- DATASET EXTRACT -
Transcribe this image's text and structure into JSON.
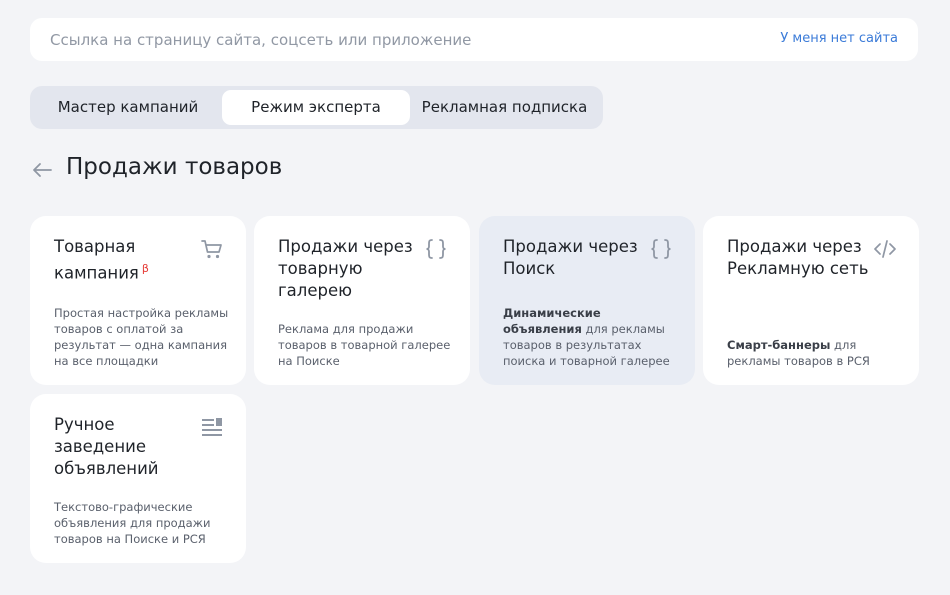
{
  "url_bar": {
    "placeholder": "Ссылка на страницу сайта, соцсеть или приложение",
    "value": "",
    "no_site_label": "У меня нет сайта"
  },
  "mode_tabs": [
    {
      "label": "Мастер кампаний",
      "active": false
    },
    {
      "label": "Режим эксперта",
      "active": true
    },
    {
      "label": "Рекламная подписка",
      "active": false
    }
  ],
  "page_title": "Продажи товаров",
  "cards": [
    {
      "title": "Товарная кампания",
      "badge": "β",
      "icon": "cart-icon",
      "description": "Простая настройка рекламы товаров с оплатой за результат — одна кампания на все площадки"
    },
    {
      "title": "Продажи через товарную галерею",
      "icon": "curly-braces-icon",
      "description": "Реклама для продажи товаров в товарной галерее на Поиске"
    },
    {
      "title": "Продажи через Поиск",
      "icon": "curly-braces-icon",
      "description_bold": "Динамические объявления",
      "description": "для рекламы товаров в результатах поиска и товарной галерее"
    },
    {
      "title": "Продажи через Рекламную сеть",
      "icon": "code-icon",
      "description_bold": "Смарт-баннеры",
      "description": "для рекламы товаров в РСЯ"
    },
    {
      "title": "Ручное заведение объявлений",
      "icon": "text-image-icon",
      "description": "Текстово-графические объявления для продажи товаров на Поиске и РСЯ"
    }
  ],
  "colors": {
    "background": "#f3f4f7",
    "accent_link": "#3b7bd8",
    "beta": "#e53935",
    "icon": "#8f97a4",
    "hovered_card": "#e8ecf4"
  }
}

- TASK TO CARRY OUT -
Take the entries shown above and quote them verbatim, passing over the pictures.

- ANSWER -
Transcribe this image's text and structure into JSON.
{
  "url_bar": {
    "placeholder": "Ссылка на страницу сайта, соцсеть или приложение",
    "value": "",
    "no_site_label": "У меня нет сайта"
  },
  "mode_tabs": [
    {
      "label": "Мастер кампаний",
      "active": false
    },
    {
      "label": "Режим эксперта",
      "active": true
    },
    {
      "label": "Рекламная подписка",
      "active": false
    }
  ],
  "page_title": "Продажи товаров",
  "cards": [
    {
      "title": "Товарная кампания",
      "badge": "β",
      "icon": "cart-icon",
      "description": "Простая настройка рекламы товаров с оплатой за результат — одна кампания на все площадки"
    },
    {
      "title": "Продажи через товарную галерею",
      "icon": "curly-braces-icon",
      "description": "Реклама для продажи товаров в товарной галерее на Поиске"
    },
    {
      "title": "Продажи через Поиск",
      "icon": "curly-braces-icon",
      "description_bold": "Динамические объявления",
      "description": "для рекламы товаров в результатах поиска и товарной галерее"
    },
    {
      "title": "Продажи через Рекламную сеть",
      "icon": "code-icon",
      "description_bold": "Смарт-баннеры",
      "description": "для рекламы товаров в РСЯ"
    },
    {
      "title": "Ручное заведение объявлений",
      "icon": "text-image-icon",
      "description": "Текстово-графические объявления для продажи товаров на Поиске и РСЯ"
    }
  ],
  "colors": {
    "background": "#f3f4f7",
    "accent_link": "#3b7bd8",
    "beta": "#e53935",
    "icon": "#8f97a4",
    "hovered_card": "#e8ecf4"
  }
}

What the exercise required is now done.